Collect from the data below each line with "JSON".

[Figure collection entries]
--------------------
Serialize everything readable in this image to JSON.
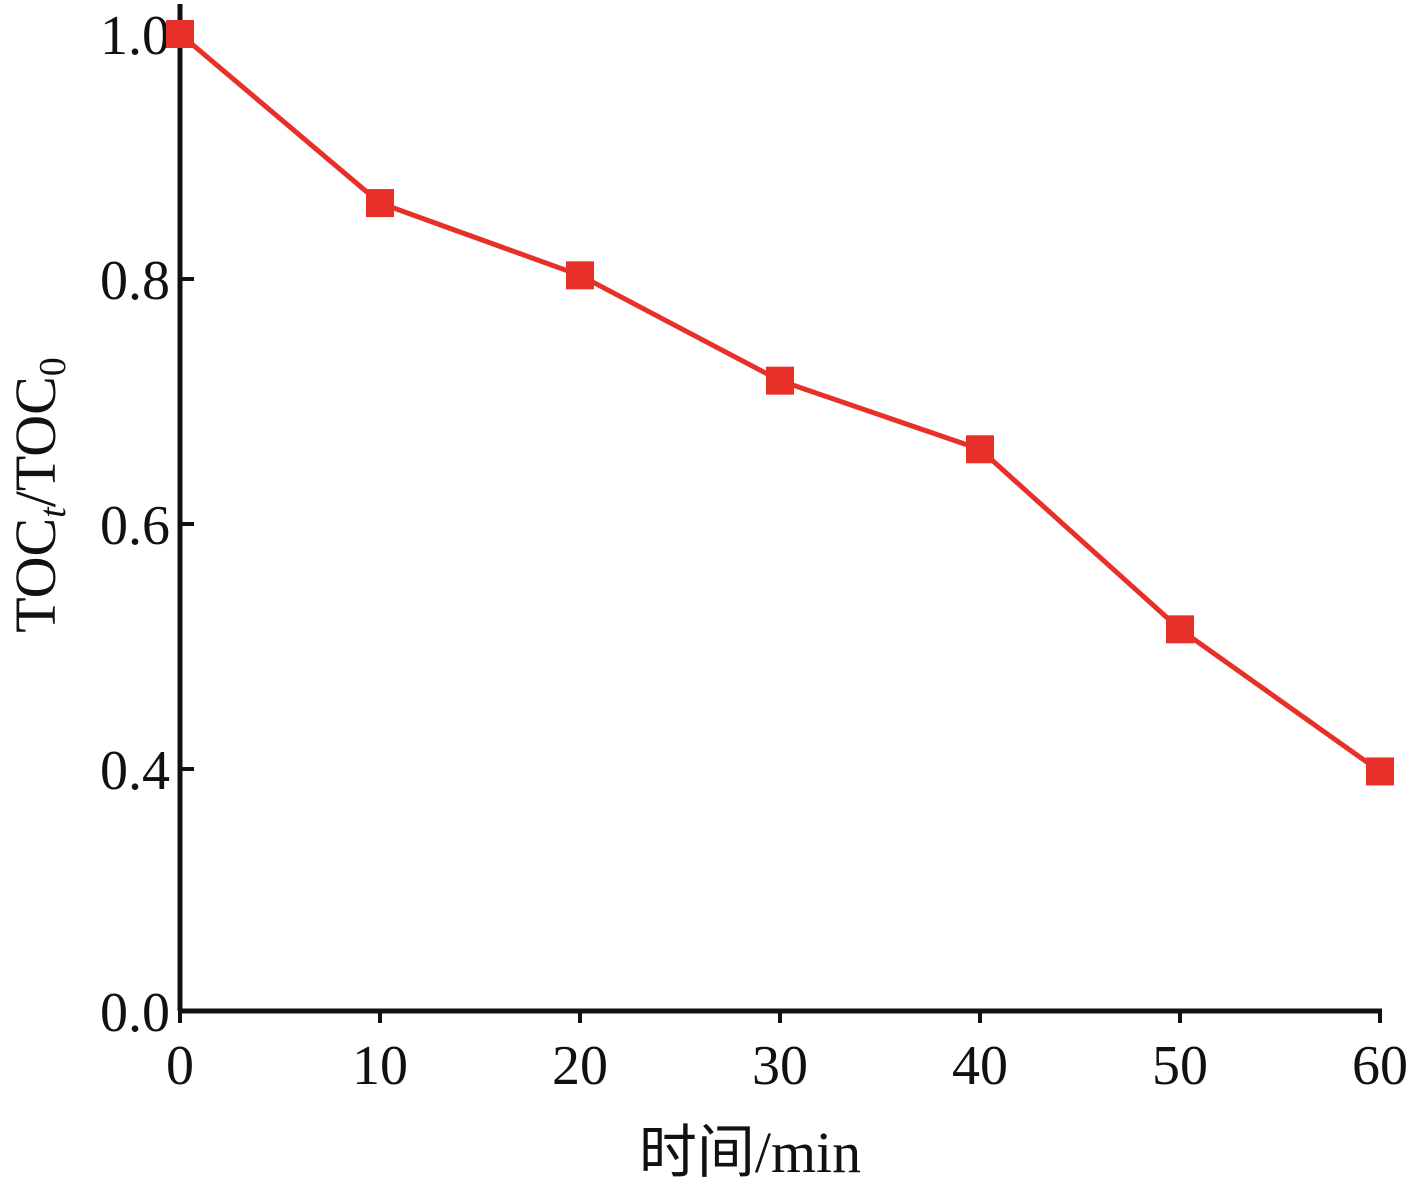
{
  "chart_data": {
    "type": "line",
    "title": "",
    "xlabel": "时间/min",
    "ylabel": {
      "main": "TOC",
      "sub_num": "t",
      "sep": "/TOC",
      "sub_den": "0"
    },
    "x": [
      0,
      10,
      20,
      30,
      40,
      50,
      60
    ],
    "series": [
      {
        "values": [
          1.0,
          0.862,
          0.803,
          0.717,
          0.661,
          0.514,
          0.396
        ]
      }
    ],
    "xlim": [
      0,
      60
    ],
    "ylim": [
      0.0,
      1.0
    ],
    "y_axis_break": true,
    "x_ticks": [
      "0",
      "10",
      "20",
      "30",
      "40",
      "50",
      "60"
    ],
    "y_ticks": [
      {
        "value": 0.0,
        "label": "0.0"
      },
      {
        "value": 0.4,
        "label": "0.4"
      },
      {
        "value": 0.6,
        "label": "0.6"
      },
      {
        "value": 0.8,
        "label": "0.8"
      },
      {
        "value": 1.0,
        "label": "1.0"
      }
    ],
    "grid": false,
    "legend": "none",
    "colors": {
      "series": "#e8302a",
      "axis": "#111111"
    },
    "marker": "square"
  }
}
--------------------
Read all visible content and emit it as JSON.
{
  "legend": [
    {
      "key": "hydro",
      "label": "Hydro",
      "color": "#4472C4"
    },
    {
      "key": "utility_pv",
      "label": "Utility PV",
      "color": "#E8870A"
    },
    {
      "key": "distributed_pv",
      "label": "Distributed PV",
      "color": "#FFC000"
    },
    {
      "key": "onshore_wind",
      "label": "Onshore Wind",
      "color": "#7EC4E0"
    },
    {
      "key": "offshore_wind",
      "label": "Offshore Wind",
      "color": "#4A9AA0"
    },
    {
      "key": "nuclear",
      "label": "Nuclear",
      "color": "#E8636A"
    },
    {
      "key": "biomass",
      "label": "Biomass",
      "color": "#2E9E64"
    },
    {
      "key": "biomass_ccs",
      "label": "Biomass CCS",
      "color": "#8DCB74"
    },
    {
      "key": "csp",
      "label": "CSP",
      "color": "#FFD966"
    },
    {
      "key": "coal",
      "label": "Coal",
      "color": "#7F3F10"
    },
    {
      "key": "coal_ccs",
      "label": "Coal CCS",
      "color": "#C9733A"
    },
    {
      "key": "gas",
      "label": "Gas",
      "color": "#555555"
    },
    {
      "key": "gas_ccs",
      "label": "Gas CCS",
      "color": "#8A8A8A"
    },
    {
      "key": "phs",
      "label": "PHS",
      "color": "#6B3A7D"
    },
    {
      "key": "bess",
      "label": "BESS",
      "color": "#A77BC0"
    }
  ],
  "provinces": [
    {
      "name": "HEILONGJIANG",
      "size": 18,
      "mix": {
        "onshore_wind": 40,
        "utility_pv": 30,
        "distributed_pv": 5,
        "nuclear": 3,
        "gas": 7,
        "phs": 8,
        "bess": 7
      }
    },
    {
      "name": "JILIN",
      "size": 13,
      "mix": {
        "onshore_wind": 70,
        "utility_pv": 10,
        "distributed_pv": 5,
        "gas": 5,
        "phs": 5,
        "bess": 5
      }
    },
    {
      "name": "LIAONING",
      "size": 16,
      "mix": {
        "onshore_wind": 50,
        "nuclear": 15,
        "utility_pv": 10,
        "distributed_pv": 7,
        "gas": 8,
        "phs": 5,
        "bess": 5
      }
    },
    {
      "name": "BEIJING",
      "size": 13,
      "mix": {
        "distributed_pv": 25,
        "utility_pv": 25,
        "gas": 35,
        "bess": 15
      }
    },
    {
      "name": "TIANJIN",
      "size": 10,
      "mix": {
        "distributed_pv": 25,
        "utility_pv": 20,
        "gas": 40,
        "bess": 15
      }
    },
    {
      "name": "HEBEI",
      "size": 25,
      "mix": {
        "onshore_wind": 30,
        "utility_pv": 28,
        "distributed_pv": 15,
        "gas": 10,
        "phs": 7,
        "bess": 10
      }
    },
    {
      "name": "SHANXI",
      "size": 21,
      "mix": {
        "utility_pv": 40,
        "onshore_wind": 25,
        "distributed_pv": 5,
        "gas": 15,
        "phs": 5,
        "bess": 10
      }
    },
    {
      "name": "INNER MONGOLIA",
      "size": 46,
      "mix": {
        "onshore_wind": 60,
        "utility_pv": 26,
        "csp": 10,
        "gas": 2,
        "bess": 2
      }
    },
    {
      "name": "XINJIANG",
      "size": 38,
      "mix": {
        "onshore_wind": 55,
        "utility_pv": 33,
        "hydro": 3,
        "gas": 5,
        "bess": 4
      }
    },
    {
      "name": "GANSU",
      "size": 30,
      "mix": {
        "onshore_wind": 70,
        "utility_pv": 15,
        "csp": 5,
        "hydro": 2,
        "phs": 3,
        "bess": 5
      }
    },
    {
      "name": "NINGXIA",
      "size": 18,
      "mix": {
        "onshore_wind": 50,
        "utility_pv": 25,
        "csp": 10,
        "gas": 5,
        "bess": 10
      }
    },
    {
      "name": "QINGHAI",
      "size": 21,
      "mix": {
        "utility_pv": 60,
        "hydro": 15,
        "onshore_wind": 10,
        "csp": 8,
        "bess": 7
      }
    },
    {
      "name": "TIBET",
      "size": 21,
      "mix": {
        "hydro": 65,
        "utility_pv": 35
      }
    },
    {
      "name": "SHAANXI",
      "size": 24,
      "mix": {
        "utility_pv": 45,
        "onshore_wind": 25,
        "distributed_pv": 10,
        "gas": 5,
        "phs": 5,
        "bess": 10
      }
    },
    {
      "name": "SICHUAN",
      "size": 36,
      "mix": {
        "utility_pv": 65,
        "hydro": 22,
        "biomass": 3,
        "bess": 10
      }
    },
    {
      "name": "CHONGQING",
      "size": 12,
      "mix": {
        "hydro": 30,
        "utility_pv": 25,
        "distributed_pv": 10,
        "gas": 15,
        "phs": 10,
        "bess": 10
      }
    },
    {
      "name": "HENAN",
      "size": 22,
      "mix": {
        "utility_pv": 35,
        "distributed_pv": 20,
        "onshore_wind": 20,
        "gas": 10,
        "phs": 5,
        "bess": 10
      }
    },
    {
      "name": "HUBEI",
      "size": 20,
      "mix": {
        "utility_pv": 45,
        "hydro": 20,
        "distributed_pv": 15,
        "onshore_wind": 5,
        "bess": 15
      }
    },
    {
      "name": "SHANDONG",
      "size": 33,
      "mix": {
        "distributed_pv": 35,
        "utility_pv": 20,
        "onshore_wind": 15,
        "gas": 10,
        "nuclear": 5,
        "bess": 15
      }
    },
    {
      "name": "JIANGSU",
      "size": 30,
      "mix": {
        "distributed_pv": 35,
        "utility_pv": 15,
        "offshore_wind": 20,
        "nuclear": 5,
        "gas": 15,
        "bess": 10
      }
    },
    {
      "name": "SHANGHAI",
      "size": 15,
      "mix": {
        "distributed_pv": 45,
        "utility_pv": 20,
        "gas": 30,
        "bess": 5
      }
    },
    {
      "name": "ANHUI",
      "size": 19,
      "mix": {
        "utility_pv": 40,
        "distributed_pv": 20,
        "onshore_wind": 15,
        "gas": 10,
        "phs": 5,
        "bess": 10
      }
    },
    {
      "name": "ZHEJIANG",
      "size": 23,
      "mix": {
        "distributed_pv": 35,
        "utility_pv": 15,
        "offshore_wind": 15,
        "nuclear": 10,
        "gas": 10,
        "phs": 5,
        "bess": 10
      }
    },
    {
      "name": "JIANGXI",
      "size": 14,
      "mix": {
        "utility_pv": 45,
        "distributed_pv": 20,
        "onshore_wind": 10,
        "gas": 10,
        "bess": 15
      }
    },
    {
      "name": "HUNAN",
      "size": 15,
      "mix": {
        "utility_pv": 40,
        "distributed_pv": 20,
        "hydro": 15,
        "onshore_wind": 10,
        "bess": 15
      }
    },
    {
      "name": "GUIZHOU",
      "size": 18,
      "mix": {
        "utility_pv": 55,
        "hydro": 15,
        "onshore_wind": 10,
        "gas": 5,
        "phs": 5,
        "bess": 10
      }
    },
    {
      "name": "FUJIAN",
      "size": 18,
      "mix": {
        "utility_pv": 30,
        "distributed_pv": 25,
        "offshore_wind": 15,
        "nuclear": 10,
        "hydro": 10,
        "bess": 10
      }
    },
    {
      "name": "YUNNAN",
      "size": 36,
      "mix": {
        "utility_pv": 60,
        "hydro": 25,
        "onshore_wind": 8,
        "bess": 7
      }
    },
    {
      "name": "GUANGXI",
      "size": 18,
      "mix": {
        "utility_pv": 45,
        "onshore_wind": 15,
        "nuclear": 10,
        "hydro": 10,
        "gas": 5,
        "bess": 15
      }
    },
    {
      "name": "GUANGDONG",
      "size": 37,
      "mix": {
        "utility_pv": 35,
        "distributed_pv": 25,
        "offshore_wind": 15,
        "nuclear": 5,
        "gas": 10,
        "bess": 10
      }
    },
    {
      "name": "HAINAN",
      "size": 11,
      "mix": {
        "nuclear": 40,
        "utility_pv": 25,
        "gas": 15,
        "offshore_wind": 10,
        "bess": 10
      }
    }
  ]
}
--------------------
Exercise answer:
Serialize everything readable in this image to JSON.
Read all visible content and emit it as JSON.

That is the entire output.